Dataset excerpts
#####

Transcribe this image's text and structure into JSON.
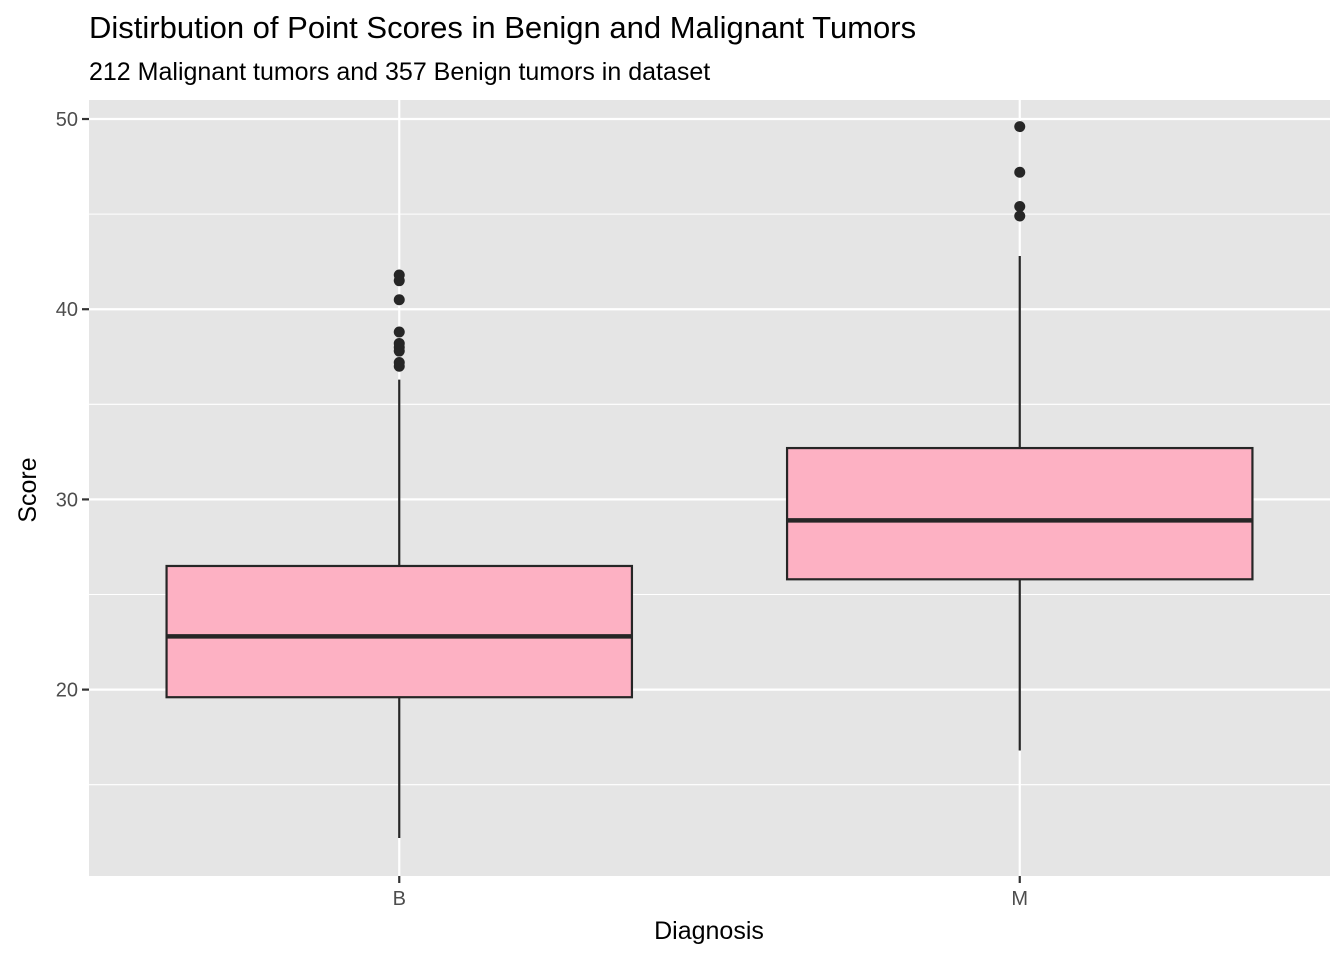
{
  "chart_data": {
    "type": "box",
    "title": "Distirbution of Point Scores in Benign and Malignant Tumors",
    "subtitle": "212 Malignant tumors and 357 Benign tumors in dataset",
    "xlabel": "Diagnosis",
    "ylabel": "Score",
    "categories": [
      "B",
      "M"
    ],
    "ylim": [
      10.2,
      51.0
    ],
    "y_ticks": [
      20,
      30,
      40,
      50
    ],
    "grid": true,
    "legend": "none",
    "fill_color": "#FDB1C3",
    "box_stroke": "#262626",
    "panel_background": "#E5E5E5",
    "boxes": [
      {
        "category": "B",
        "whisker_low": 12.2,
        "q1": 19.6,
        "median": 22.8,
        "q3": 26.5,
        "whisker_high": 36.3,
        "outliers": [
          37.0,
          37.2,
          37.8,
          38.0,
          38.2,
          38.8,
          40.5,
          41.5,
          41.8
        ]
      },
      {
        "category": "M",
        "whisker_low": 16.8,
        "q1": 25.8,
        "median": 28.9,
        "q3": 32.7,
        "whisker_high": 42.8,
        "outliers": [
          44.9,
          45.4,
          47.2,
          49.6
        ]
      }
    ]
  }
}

#####

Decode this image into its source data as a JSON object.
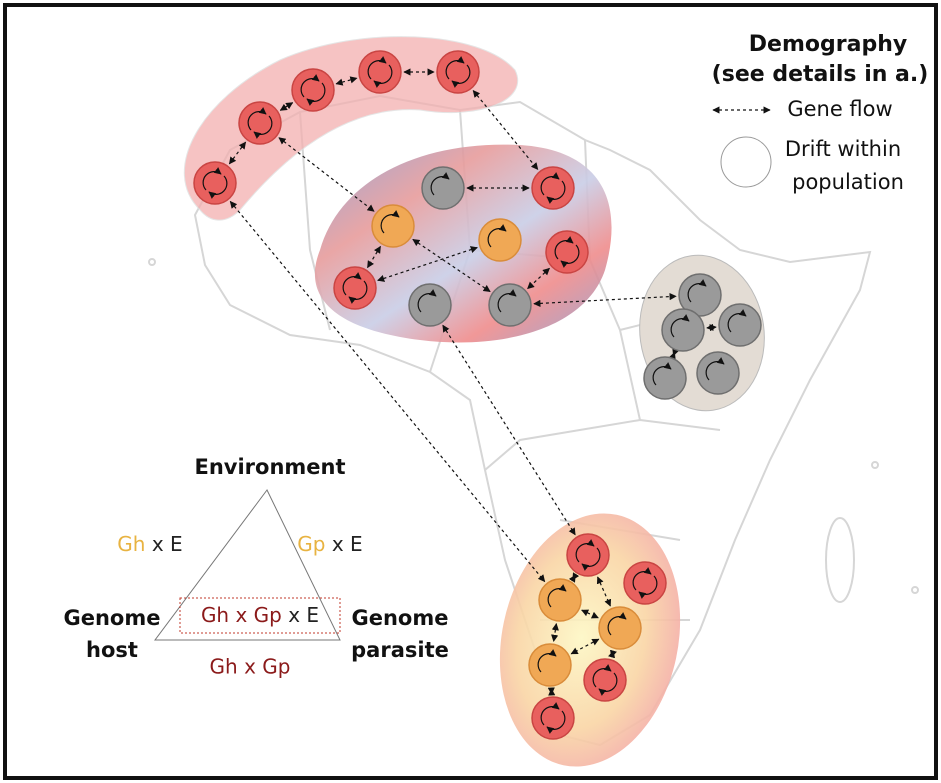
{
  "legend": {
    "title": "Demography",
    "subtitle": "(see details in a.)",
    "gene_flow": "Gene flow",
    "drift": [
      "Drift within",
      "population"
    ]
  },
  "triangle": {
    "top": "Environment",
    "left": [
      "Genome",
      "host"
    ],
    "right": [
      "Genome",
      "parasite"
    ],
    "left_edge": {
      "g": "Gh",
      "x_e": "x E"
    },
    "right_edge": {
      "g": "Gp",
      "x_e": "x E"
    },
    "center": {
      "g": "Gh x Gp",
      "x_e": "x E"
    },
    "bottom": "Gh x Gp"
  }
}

#####

TASK INSTRUCTIONS >> Counting only lines that contain the word "subtitle", give the number found in the data, and nothing else.

RESULT OF THE TASK >> 2